- SOURCE EXCERPT:
==*==

Life after Laramie was really difficult, and I didn't know how to handle it. I felt that I needed to continue doing drama, because nothing else made me feel that way. The smell that followed me home every day and clung to my clothing was fading. It became fainter and fainter - the smell of sawdust, fresh paint, dust, heat from the overhead lights, and Mr. T’s cologne. I missed it more than I could put into words. People wanted me to just shut up about the play already and didn’t understand why I loved it so much. To them, it was just a show. But to me it was so much more. So, because I could see no way around it, I ended up auditioning for the spring musical, Aladdin Jr.

==*==

- Spatial annotation entries:
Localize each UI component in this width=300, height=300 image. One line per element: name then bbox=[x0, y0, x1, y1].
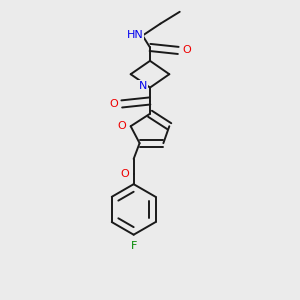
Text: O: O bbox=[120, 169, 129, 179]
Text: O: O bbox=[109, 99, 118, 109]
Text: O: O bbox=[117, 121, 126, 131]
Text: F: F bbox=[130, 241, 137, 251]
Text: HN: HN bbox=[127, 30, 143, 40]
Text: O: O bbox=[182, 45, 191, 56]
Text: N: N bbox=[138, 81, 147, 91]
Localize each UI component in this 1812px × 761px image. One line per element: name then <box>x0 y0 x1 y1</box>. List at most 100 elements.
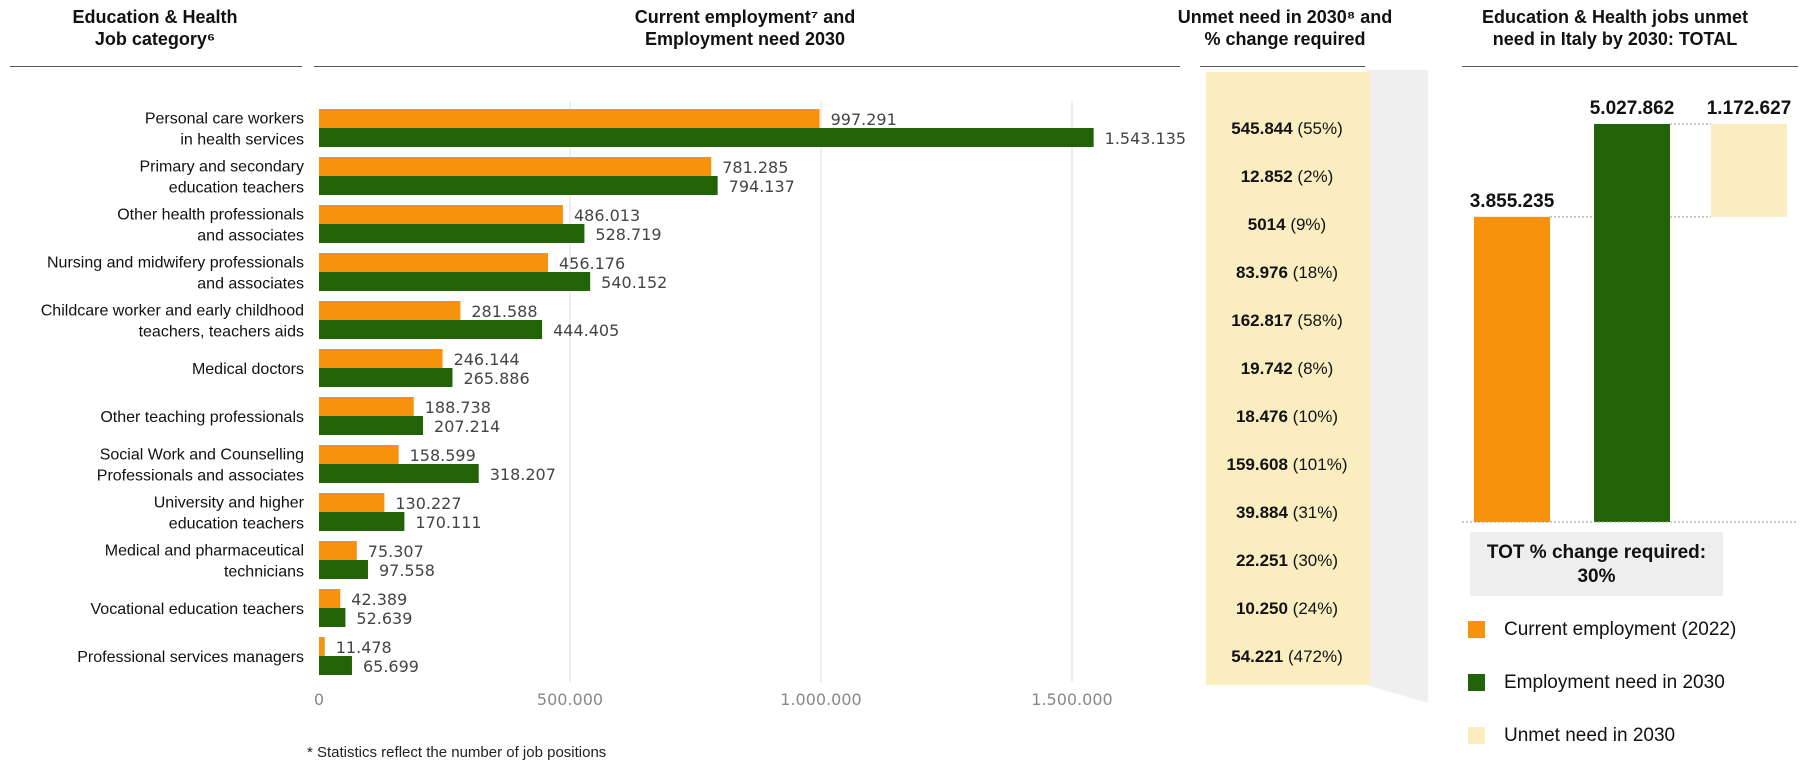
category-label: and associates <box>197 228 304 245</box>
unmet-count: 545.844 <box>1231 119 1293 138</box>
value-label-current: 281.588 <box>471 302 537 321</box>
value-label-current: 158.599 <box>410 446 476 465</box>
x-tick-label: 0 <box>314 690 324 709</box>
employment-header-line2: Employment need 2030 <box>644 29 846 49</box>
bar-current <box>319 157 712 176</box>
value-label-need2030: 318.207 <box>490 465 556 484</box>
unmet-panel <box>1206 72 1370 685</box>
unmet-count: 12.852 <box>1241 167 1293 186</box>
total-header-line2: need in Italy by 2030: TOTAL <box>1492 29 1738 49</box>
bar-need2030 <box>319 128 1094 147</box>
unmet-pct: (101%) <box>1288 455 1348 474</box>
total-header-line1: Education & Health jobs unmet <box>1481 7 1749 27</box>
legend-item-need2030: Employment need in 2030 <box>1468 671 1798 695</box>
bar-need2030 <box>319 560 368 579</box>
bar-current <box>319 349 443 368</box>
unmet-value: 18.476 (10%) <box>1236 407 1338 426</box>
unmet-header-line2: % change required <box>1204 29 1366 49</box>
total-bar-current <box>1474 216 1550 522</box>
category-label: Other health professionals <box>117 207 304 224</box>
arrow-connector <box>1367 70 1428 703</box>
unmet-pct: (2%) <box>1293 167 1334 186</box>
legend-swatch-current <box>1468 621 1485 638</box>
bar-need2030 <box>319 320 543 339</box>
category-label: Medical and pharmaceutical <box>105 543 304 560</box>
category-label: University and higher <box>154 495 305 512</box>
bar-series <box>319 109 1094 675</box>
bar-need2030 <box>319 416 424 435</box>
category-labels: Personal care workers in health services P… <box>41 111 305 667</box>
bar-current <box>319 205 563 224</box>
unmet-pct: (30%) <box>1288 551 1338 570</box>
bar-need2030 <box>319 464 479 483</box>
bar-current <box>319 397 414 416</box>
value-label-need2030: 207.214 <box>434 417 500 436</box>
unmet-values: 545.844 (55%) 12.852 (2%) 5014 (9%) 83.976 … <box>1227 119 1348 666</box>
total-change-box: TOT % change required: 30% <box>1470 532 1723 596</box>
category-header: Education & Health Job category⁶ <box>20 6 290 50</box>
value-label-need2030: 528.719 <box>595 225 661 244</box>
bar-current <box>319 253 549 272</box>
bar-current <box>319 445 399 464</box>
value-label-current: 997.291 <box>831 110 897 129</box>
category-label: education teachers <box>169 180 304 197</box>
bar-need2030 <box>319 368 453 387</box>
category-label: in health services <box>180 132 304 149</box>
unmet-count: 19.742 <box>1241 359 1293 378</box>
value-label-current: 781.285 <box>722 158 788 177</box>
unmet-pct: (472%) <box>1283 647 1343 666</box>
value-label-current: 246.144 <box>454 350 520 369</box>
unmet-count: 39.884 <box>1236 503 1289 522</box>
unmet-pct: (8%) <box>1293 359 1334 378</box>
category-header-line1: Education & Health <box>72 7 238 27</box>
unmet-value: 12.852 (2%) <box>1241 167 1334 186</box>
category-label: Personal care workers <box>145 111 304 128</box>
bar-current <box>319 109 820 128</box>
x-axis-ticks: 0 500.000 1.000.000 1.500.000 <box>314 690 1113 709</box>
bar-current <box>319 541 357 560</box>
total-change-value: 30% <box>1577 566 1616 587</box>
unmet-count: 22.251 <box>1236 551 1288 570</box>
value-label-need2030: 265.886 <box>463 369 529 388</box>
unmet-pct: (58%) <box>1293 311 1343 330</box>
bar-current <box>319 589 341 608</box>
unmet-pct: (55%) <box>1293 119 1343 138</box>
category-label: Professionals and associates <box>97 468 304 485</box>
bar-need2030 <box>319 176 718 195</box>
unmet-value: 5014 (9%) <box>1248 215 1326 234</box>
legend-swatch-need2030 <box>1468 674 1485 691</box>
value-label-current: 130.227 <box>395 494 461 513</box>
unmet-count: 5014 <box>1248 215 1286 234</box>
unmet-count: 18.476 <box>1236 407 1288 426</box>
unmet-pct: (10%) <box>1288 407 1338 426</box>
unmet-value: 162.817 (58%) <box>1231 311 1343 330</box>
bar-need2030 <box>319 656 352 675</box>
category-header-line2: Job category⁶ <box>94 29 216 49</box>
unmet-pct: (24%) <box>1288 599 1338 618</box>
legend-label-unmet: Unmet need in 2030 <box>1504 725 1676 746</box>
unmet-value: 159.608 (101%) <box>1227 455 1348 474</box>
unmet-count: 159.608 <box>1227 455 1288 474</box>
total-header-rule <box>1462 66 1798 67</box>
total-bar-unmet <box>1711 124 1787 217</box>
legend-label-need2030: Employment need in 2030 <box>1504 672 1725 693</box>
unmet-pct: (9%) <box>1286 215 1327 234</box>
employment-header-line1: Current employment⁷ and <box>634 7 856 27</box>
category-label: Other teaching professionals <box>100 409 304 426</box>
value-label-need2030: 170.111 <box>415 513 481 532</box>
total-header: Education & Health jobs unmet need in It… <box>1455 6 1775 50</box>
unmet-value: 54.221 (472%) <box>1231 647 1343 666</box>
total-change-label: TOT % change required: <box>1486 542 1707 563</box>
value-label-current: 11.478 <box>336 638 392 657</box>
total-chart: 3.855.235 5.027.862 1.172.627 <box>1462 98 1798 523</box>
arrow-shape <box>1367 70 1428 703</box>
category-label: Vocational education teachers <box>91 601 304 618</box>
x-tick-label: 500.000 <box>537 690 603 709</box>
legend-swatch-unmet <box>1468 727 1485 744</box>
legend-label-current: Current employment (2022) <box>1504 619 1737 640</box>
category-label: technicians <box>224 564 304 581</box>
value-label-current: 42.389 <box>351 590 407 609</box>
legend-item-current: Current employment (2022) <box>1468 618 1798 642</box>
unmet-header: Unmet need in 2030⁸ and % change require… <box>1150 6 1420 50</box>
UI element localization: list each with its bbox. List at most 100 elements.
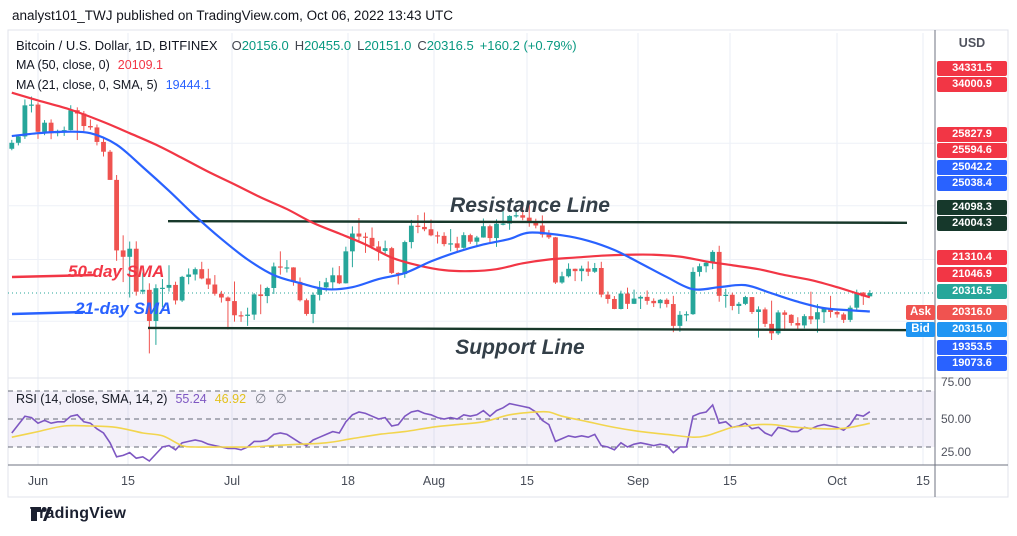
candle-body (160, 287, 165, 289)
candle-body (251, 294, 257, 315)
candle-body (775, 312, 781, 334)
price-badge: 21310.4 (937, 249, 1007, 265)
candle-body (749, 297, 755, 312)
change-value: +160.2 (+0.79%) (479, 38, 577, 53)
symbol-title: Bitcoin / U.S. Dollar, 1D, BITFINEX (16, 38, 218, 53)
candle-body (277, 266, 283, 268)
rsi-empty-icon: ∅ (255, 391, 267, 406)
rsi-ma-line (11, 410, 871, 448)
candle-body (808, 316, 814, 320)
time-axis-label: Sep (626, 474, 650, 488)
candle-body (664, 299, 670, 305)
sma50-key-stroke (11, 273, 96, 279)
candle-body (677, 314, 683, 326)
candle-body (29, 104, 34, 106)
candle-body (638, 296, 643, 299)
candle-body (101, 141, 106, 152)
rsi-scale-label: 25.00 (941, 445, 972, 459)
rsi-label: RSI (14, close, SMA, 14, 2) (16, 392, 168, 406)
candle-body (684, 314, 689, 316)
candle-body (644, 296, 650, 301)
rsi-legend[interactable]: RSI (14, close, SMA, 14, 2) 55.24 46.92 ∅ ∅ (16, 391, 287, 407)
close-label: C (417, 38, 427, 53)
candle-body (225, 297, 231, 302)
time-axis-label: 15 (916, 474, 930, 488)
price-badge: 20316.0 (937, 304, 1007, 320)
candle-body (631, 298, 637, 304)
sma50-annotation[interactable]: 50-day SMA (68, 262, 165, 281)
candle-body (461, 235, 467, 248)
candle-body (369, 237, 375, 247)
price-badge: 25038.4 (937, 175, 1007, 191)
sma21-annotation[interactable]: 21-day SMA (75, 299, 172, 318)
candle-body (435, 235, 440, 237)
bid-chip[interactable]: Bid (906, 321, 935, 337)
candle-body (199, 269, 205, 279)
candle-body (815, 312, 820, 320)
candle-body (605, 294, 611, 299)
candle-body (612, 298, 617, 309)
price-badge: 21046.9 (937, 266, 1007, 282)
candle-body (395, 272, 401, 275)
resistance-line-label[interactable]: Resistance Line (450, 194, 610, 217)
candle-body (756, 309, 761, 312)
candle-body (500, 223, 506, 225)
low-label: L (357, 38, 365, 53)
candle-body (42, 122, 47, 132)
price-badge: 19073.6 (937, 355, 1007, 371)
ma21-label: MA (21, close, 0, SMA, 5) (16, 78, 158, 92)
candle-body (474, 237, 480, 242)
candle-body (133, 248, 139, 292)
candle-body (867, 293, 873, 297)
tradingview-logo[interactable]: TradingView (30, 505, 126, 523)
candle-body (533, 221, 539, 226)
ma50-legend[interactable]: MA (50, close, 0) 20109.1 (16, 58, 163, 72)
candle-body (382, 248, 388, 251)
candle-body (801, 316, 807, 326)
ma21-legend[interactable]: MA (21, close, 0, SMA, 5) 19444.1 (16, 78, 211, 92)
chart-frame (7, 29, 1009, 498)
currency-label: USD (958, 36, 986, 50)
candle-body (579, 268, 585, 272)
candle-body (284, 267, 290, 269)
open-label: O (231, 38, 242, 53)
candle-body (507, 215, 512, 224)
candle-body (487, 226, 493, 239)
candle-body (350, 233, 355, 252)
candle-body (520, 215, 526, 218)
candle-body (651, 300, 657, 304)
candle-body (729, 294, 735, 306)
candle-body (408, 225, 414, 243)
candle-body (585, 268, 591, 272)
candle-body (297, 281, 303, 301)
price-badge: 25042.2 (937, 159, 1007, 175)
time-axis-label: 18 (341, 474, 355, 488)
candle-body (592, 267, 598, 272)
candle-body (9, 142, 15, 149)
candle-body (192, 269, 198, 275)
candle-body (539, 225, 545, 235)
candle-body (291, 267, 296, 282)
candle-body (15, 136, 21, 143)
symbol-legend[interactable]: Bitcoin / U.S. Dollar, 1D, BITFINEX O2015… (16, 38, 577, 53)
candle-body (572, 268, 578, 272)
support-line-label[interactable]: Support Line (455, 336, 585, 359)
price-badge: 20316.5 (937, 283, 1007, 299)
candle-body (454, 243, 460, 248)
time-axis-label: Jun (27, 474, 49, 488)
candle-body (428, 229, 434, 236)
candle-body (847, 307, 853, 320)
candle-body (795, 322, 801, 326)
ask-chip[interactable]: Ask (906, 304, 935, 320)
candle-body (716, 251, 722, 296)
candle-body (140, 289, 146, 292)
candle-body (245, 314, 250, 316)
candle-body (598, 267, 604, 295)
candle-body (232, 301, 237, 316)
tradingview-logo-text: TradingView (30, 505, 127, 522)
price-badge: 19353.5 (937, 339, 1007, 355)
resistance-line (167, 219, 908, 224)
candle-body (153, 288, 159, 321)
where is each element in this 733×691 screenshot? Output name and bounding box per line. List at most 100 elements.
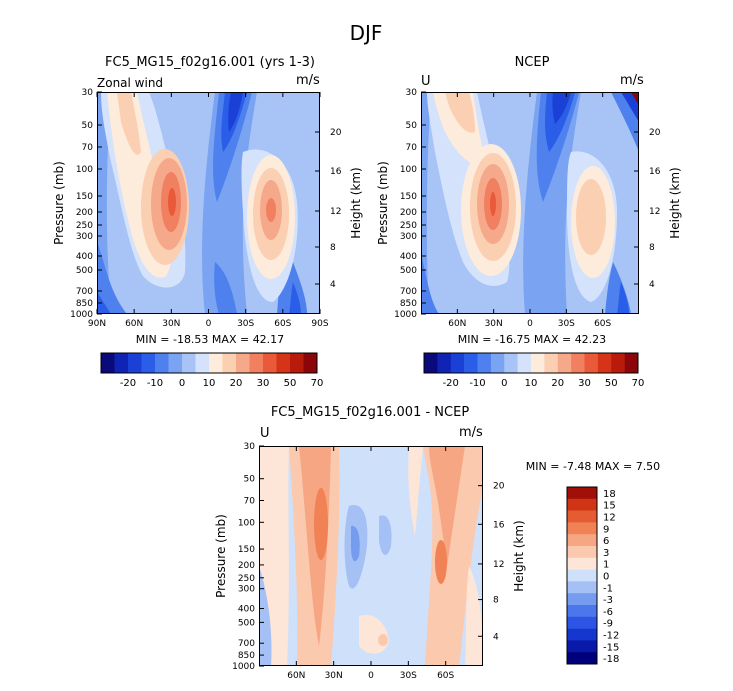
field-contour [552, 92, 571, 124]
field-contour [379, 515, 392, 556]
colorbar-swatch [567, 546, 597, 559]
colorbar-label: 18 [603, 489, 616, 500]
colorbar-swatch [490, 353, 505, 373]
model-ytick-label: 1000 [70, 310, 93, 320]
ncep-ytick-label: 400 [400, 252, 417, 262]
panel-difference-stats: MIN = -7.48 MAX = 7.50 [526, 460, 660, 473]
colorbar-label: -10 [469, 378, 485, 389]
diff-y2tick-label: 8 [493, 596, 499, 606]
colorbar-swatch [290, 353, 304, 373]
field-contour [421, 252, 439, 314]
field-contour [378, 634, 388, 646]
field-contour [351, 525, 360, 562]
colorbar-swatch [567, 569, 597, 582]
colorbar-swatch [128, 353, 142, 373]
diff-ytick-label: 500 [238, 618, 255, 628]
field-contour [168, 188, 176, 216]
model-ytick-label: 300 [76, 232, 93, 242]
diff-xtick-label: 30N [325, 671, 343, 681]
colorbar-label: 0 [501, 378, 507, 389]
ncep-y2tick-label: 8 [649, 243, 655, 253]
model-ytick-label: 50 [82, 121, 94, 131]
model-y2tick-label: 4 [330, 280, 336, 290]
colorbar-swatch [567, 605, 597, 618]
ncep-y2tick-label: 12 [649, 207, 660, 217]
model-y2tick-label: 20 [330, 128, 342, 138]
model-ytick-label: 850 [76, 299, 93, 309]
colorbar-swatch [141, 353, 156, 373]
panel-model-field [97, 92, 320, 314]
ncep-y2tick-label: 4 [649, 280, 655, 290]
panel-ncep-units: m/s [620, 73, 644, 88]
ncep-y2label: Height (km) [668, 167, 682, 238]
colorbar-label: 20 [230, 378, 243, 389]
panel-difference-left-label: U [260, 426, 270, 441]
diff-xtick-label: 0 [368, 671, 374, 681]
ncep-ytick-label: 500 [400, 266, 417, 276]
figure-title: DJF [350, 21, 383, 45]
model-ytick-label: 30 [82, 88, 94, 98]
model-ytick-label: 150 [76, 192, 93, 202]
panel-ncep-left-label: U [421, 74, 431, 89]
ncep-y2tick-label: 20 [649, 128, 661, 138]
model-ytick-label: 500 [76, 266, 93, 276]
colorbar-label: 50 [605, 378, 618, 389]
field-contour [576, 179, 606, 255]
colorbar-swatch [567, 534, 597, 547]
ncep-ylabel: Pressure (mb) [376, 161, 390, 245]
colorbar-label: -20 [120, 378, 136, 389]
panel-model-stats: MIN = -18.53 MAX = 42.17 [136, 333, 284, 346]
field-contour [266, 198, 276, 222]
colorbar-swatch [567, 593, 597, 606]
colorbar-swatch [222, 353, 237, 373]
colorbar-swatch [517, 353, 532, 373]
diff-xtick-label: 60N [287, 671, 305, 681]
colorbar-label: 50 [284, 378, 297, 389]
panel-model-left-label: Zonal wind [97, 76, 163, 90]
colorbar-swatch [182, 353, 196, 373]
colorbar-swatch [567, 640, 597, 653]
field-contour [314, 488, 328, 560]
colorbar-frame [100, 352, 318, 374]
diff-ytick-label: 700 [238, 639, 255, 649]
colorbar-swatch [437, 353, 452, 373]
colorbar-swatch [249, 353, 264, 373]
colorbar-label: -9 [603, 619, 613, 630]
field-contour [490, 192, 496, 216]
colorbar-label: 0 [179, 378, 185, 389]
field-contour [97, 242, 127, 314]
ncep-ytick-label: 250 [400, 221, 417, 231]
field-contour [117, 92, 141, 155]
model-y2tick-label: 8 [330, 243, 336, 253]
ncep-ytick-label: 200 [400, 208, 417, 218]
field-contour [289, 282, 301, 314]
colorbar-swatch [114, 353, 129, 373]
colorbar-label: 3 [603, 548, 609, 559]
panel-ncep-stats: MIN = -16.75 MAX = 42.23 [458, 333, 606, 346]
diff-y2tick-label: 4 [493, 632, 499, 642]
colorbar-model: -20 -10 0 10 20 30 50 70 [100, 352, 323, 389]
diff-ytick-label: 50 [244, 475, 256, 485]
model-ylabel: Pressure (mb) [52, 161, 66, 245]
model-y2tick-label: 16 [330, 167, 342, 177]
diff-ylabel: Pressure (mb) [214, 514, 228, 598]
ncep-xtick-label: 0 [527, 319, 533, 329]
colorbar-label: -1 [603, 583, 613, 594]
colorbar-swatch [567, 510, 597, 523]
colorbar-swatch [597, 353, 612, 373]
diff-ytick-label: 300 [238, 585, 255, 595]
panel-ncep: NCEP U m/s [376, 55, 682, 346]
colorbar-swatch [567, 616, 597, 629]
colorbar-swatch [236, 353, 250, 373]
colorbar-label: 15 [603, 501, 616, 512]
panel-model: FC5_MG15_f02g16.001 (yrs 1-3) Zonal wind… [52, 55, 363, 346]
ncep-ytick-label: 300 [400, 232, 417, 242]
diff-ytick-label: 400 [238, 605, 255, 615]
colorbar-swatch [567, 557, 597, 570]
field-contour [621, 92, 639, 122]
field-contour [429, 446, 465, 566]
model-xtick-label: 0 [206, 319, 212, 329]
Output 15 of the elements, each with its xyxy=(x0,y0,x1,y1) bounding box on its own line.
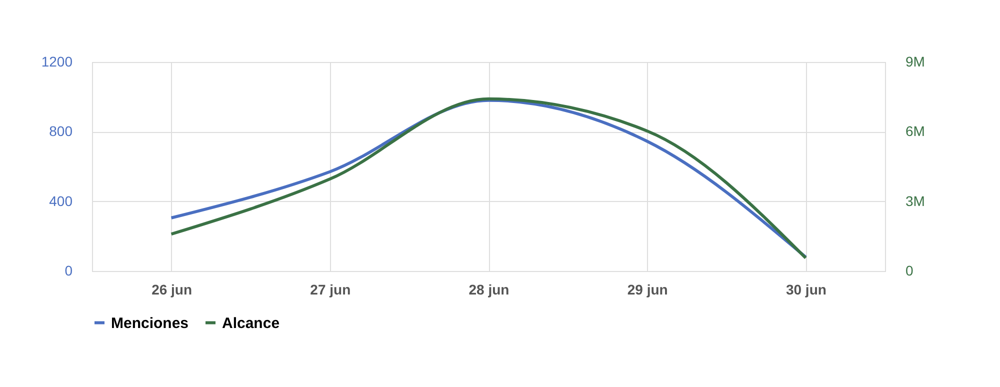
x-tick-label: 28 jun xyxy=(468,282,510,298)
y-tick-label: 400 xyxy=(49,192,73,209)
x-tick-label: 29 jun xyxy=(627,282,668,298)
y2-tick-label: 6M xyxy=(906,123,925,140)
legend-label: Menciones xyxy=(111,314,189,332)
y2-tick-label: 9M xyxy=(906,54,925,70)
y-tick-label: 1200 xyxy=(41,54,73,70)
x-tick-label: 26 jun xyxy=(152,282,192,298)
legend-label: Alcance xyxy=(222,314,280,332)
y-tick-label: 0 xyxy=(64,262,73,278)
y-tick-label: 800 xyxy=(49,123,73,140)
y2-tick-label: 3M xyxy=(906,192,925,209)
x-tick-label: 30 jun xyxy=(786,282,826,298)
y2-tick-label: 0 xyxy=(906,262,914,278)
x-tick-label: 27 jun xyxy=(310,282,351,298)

==*==

- TASK DETAILS: Retype the passage above about life after Laramie in full, word for word.

- OUTPUT BELOW:
Life after Laramie was really difficult, and I didn't know how to handle it. I felt that I needed to continue doing drama, because nothing else made me feel that way. The smell that followed me home every day and clung to my clothing was fading. It became fainter and fainter - the smell of sawdust, fresh paint, dust, heat from the overhead lights, and Mr. T’s cologne. I missed it more than I could put into words. People wanted me to just shut up about the play already and didn’t understand why I loved it so much. To them, it was just a show. But to me it was so much more. So, because I could see no way around it, I ended up auditioning for the spring musical, Aladdin Jr.